[Start]
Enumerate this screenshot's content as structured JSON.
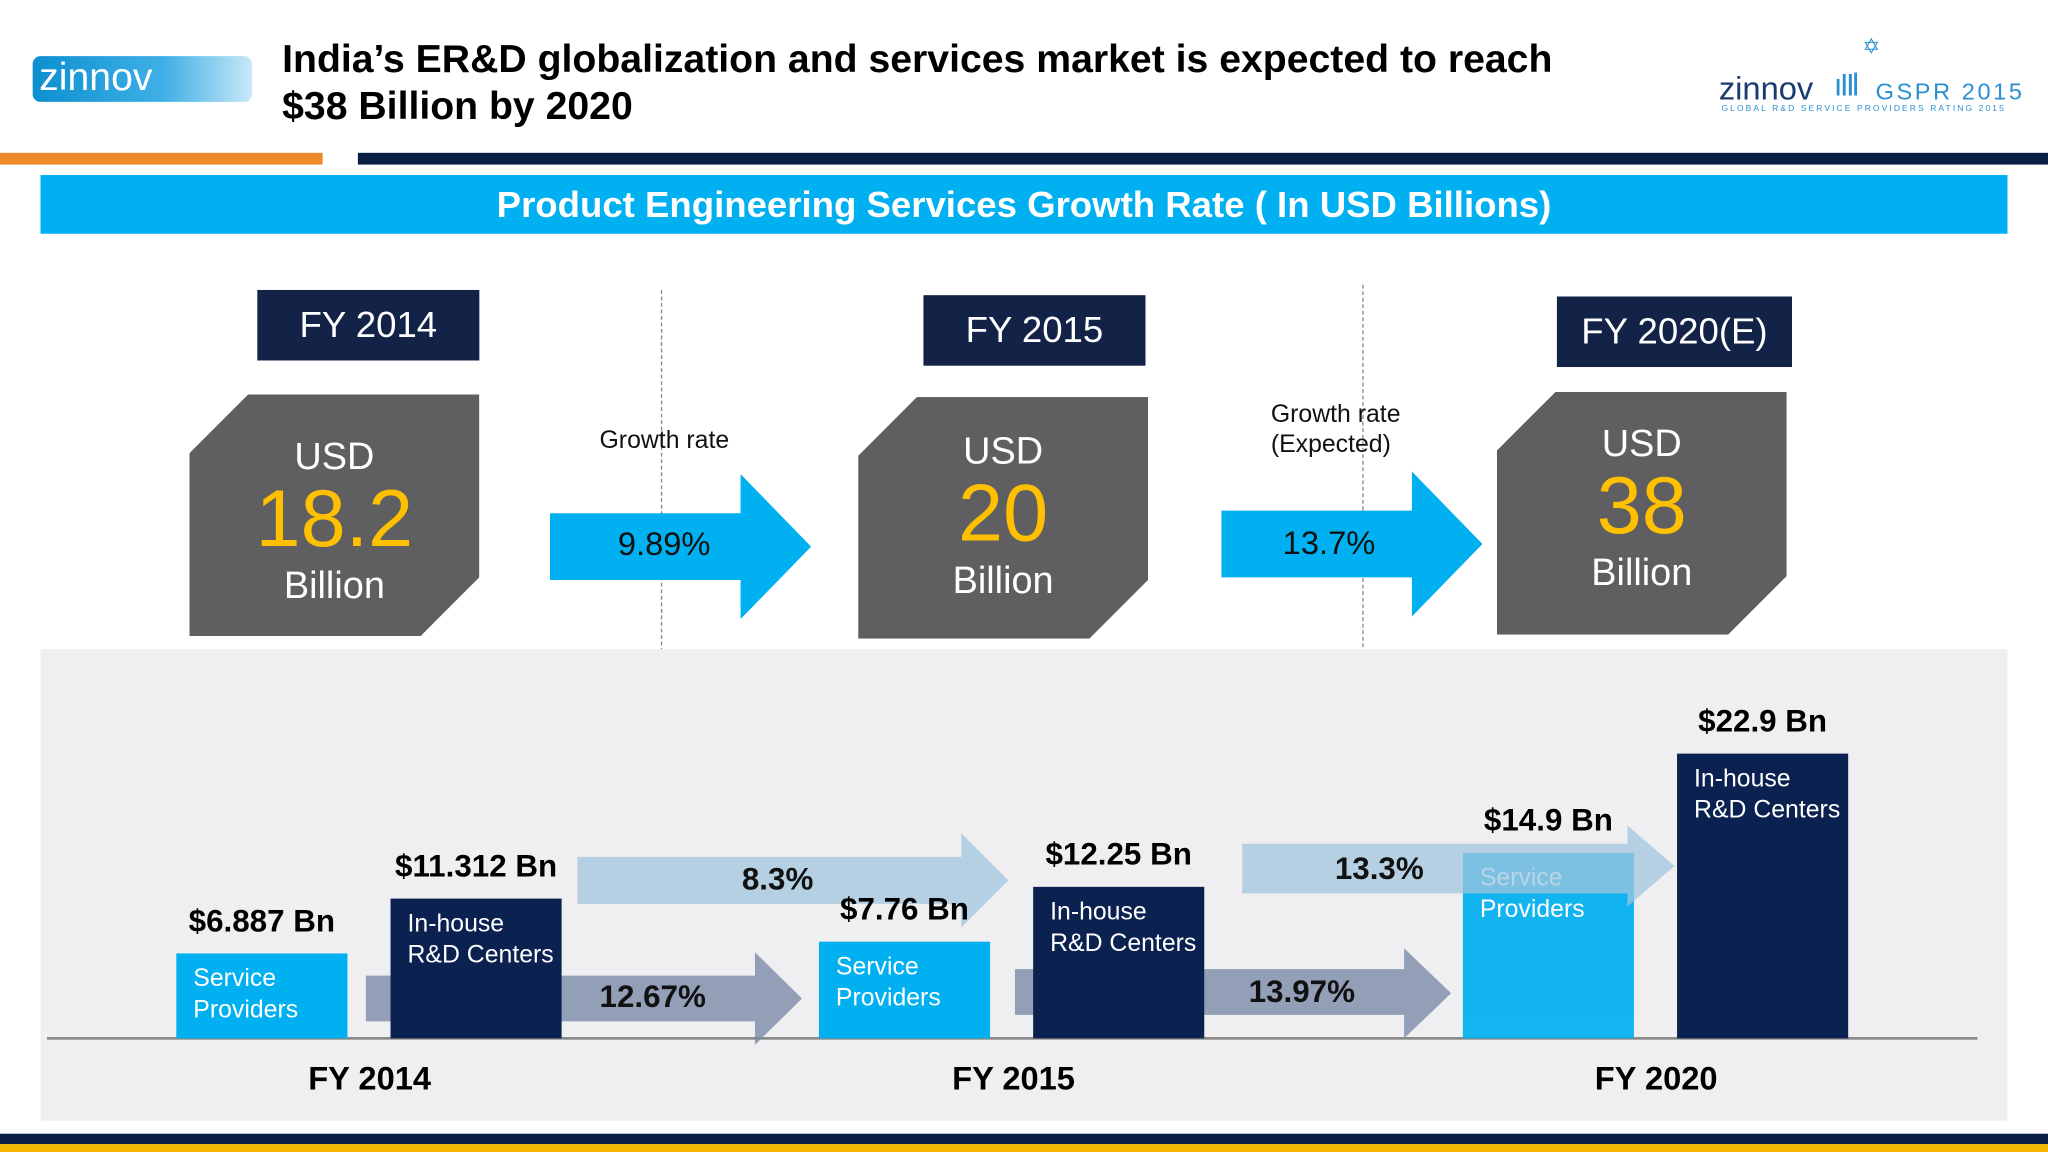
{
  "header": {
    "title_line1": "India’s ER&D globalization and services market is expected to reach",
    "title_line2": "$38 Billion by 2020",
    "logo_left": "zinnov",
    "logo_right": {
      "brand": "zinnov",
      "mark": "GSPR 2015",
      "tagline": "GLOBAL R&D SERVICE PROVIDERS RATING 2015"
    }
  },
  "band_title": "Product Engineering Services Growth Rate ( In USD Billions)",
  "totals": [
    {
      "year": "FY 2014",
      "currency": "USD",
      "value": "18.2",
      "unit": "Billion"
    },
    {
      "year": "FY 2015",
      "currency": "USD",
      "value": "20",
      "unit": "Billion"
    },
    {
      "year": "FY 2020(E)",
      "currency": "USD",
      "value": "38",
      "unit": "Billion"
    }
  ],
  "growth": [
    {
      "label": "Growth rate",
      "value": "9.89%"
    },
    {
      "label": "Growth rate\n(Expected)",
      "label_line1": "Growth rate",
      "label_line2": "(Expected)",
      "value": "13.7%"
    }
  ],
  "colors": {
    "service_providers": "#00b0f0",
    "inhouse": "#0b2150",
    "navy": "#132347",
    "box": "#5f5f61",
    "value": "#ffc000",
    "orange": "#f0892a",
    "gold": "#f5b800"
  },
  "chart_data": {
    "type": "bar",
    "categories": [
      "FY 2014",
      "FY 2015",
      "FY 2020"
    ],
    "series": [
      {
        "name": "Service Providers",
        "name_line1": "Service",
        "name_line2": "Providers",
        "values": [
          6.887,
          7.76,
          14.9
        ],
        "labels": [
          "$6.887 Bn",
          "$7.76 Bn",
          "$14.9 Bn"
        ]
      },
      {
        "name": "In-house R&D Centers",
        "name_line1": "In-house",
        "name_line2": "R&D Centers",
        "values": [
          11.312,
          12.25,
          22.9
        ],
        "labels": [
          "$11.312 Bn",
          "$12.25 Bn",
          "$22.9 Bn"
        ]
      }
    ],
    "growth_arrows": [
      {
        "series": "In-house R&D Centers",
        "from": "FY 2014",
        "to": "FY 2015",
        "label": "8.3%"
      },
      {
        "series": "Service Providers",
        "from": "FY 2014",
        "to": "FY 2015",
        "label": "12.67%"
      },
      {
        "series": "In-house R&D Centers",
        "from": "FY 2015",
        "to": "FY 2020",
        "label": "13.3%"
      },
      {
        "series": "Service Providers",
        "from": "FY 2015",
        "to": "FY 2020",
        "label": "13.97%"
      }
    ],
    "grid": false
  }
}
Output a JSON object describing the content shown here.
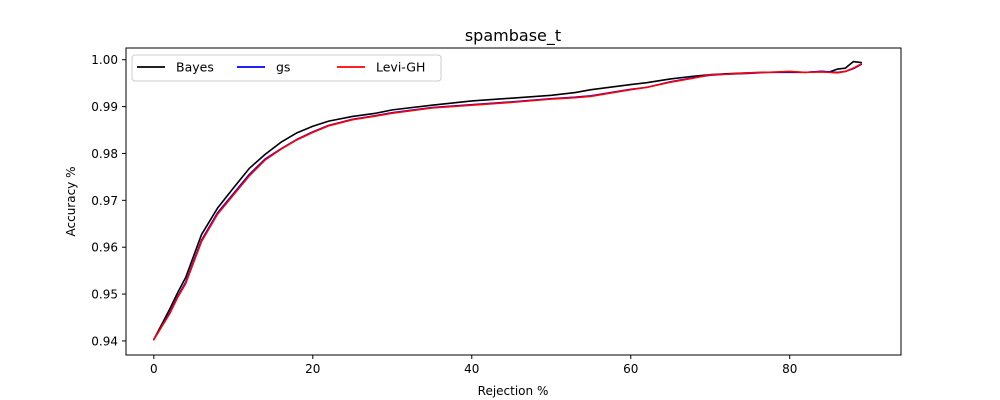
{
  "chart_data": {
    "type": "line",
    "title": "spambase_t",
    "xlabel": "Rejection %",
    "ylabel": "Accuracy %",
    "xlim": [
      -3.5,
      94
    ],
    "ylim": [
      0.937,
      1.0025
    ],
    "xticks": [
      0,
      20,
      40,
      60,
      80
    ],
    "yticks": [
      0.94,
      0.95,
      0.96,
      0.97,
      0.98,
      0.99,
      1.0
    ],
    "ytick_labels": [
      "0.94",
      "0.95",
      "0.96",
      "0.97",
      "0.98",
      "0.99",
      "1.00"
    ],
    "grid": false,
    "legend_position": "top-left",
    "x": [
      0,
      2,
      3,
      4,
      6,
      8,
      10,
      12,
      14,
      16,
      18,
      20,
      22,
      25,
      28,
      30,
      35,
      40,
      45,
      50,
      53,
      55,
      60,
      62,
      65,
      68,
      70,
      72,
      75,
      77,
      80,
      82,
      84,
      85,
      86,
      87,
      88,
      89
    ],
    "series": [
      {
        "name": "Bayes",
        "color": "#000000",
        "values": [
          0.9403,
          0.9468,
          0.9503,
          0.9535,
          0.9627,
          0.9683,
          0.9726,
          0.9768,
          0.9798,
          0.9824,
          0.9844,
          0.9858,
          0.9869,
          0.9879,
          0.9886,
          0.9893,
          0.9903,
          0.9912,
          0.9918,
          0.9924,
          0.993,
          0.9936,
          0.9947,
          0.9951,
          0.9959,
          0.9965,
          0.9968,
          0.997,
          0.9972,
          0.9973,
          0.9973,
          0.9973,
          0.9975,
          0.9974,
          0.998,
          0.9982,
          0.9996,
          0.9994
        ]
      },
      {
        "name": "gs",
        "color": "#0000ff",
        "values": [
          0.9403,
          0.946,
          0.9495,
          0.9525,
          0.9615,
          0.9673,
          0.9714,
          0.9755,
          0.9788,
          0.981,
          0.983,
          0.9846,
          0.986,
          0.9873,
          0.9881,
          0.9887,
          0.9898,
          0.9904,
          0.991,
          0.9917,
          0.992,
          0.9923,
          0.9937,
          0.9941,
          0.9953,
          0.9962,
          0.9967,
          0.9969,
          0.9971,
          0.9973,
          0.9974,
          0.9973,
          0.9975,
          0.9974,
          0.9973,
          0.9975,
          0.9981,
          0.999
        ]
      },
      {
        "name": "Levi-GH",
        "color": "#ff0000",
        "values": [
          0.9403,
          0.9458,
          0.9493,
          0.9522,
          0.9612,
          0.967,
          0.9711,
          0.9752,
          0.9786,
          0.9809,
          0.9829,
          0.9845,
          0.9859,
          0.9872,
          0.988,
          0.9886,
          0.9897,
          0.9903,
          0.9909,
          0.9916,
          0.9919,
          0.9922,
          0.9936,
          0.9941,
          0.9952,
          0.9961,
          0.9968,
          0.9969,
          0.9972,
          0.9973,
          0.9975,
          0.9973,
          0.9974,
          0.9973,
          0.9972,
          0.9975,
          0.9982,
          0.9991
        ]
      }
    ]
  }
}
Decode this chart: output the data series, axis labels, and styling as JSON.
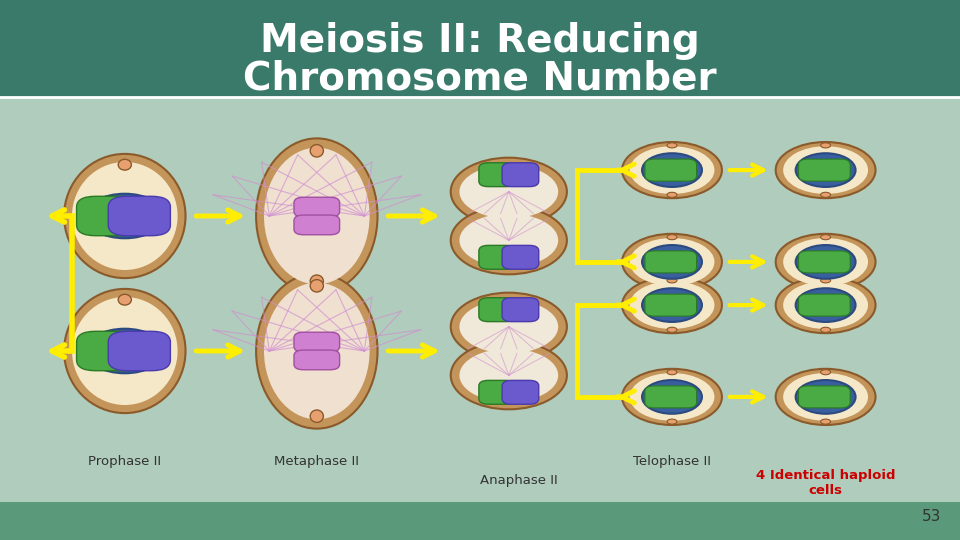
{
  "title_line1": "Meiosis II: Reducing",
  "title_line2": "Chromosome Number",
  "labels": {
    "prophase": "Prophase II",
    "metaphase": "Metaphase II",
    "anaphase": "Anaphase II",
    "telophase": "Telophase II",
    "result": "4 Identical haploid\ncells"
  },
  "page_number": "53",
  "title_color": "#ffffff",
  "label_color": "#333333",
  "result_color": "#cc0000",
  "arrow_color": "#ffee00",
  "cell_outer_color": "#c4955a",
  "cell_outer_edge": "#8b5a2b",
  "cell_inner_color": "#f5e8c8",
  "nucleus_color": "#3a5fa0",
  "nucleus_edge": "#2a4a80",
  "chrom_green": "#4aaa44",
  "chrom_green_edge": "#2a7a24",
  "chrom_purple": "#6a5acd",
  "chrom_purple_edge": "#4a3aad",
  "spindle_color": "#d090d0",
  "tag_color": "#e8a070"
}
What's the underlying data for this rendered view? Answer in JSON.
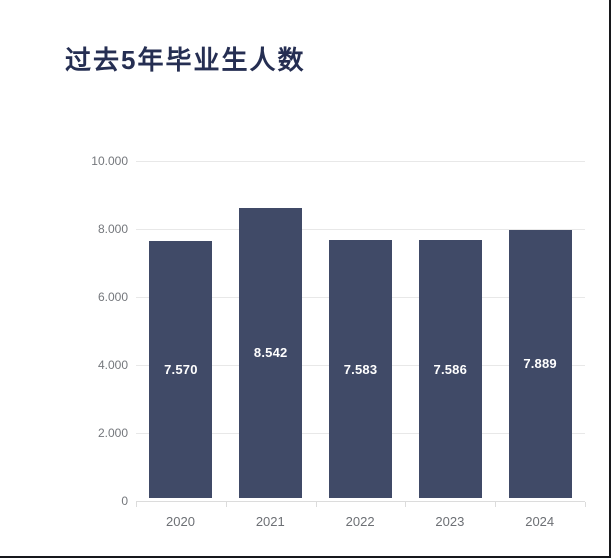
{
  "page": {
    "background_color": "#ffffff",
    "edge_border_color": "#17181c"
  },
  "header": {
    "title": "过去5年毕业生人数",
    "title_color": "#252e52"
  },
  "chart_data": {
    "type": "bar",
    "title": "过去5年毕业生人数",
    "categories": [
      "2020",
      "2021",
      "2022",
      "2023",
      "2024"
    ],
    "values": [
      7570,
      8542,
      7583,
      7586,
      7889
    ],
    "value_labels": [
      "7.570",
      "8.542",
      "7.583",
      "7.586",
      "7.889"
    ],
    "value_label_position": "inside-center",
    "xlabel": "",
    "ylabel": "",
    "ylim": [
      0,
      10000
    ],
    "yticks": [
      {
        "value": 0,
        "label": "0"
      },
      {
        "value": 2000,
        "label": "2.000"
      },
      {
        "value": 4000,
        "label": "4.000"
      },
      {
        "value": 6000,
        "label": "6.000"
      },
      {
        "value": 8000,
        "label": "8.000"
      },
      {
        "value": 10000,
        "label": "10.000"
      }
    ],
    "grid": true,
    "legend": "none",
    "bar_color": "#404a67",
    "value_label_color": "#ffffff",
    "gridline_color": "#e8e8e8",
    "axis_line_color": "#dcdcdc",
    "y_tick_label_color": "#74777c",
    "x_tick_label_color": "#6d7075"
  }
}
[End]
Every line that holds the word "ffffff" should be extracted.

Written answer:
  "title_color": "#ffffff",
    "background_color": "#ffffff",
    "value_label_color": "#ffffff",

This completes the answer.